→ WHAT YOU WILL DO: Pull every line with the word "moderate" out of the entries below.

■ ■ ■ ■ ■ ■ ■

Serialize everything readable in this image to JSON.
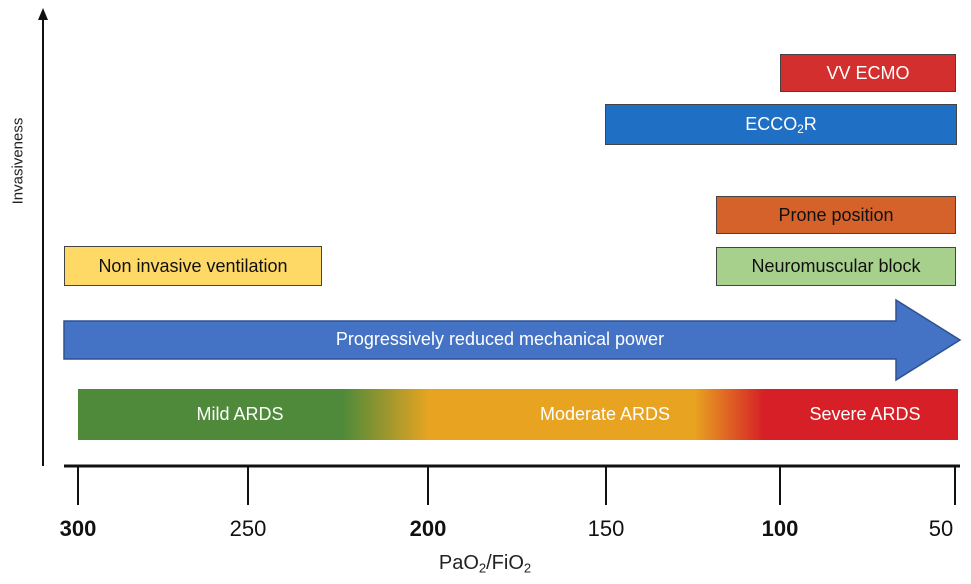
{
  "axis": {
    "y_label": "Invasiveness",
    "x_label_main": "PaO",
    "x_label_sub1": "2",
    "x_label_sep": "/FiO",
    "x_label_sub2": "2",
    "ticks": [
      {
        "label": "300",
        "bold": true
      },
      {
        "label": "250",
        "bold": false
      },
      {
        "label": "200",
        "bold": true
      },
      {
        "label": "150",
        "bold": false
      },
      {
        "label": "100",
        "bold": true
      },
      {
        "label": "50",
        "bold": false
      }
    ]
  },
  "interventions": {
    "vv_ecmo": {
      "label": "VV ECMO",
      "color": "#d32f2f"
    },
    "ecco2r": {
      "label_main": "ECCO",
      "label_sub": "2",
      "label_tail": "R",
      "color": "#1f6fc4"
    },
    "prone": {
      "label": "Prone position",
      "color": "#d4622a"
    },
    "neuromuscular": {
      "label": "Neuromuscular block",
      "color": "#a8d08d"
    },
    "niv": {
      "label": "Non invasive ventilation",
      "color": "#ffd966"
    }
  },
  "arrow": {
    "label": "Progressively reduced mechanical power",
    "color": "#4472c4"
  },
  "severity": {
    "mild": "Mild ARDS",
    "moderate": "Moderate ARDS",
    "severe": "Severe ARDS",
    "colors": {
      "mild": "#4e8a3a",
      "moderate": "#e8a421",
      "severe": "#d61f26"
    }
  }
}
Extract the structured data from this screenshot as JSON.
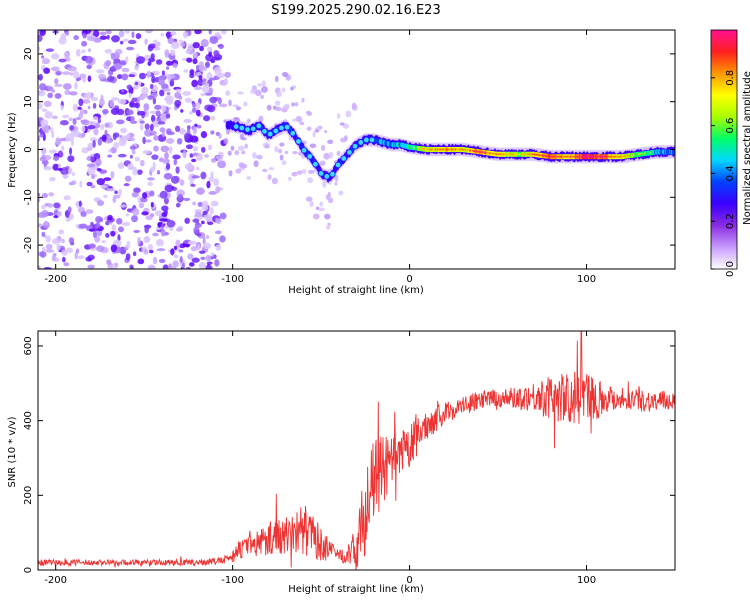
{
  "title": "S199.2025.290.02.16.E23",
  "chart_data": [
    {
      "type": "heatmap",
      "name": "spectrogram",
      "xlabel": "Height of straight line (km)",
      "ylabel": "Frequency (Hz)",
      "xlim": [
        -210,
        150
      ],
      "ylim": [
        -25,
        25
      ],
      "xticks": [
        -200,
        -100,
        0,
        100
      ],
      "yticks": [
        -20,
        -10,
        0,
        10,
        20
      ],
      "colorbar": {
        "label": "Normalized spectral amplitude",
        "range": [
          0,
          1
        ],
        "ticks": [
          "0.0",
          "0.2",
          "0.4",
          "0.6",
          "0.8"
        ],
        "colors": [
          "#ffffff",
          "#c89bff",
          "#8a2be2",
          "#3b00ff",
          "#0040ff",
          "#00d8ff",
          "#00ff66",
          "#a8ff00",
          "#ffff00",
          "#ff9900",
          "#ff2020",
          "#ff1090"
        ]
      },
      "noise_region_x": [
        -210,
        -105
      ],
      "ridge": {
        "x": [
          -100,
          -95,
          -90,
          -85,
          -80,
          -75,
          -70,
          -65,
          -60,
          -55,
          -50,
          -45,
          -40,
          -35,
          -30,
          -25,
          -20,
          -15,
          -10,
          -5,
          0,
          10,
          20,
          30,
          40,
          50,
          60,
          70,
          80,
          90,
          100,
          110,
          120,
          130,
          140,
          150
        ],
        "freq": [
          5,
          4.5,
          4,
          5,
          3,
          4,
          5,
          3,
          0,
          -2,
          -5,
          -6,
          -3,
          -1,
          1,
          2,
          2,
          1.5,
          1,
          1,
          0.5,
          0,
          0,
          0,
          -0.5,
          -1,
          -1,
          -1,
          -1.5,
          -1.5,
          -1.5,
          -1.5,
          -1.5,
          -1,
          -0.5,
          -0.5
        ],
        "amp": [
          0.25,
          0.3,
          0.25,
          0.3,
          0.3,
          0.35,
          0.35,
          0.3,
          0.3,
          0.3,
          0.25,
          0.2,
          0.25,
          0.3,
          0.3,
          0.35,
          0.35,
          0.4,
          0.4,
          0.45,
          0.5,
          0.65,
          0.75,
          0.7,
          0.8,
          0.7,
          0.6,
          0.7,
          0.85,
          0.7,
          0.95,
          0.85,
          0.7,
          0.55,
          0.45,
          0.35
        ]
      }
    },
    {
      "type": "line",
      "name": "snr",
      "xlabel": "Height of straight line (km)",
      "ylabel": "SNR (10 * v/v)",
      "xlim": [
        -210,
        150
      ],
      "ylim": [
        0,
        640
      ],
      "xticks": [
        -200,
        -100,
        0,
        100
      ],
      "yticks": [
        0,
        200,
        400,
        600
      ],
      "color": "#ee3333",
      "x": [
        -210,
        -180,
        -150,
        -120,
        -105,
        -100,
        -95,
        -90,
        -85,
        -80,
        -75,
        -70,
        -65,
        -60,
        -55,
        -50,
        -45,
        -40,
        -35,
        -30,
        -25,
        -20,
        -15,
        -10,
        -5,
        0,
        10,
        20,
        30,
        40,
        50,
        60,
        70,
        80,
        90,
        100,
        110,
        120,
        130,
        140,
        150
      ],
      "mean": [
        20,
        20,
        20,
        20,
        25,
        40,
        55,
        65,
        75,
        85,
        90,
        95,
        100,
        110,
        90,
        70,
        50,
        40,
        40,
        60,
        160,
        240,
        270,
        280,
        300,
        330,
        390,
        420,
        440,
        455,
        460,
        460,
        465,
        460,
        460,
        460,
        460,
        460,
        455,
        450,
        455
      ],
      "spread": [
        8,
        8,
        8,
        8,
        10,
        20,
        25,
        30,
        40,
        45,
        50,
        55,
        60,
        70,
        60,
        45,
        30,
        20,
        25,
        60,
        120,
        110,
        90,
        80,
        70,
        60,
        40,
        30,
        25,
        25,
        25,
        30,
        40,
        60,
        70,
        80,
        40,
        30,
        30,
        30,
        25
      ],
      "peak": {
        "x": 97,
        "y": 640
      }
    }
  ]
}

■ ■ ■ ■ ■ ■ ■

→ FINAL RESULT:
    "moderate": "Moderate ARDS",
      "moderate": "#e8a421",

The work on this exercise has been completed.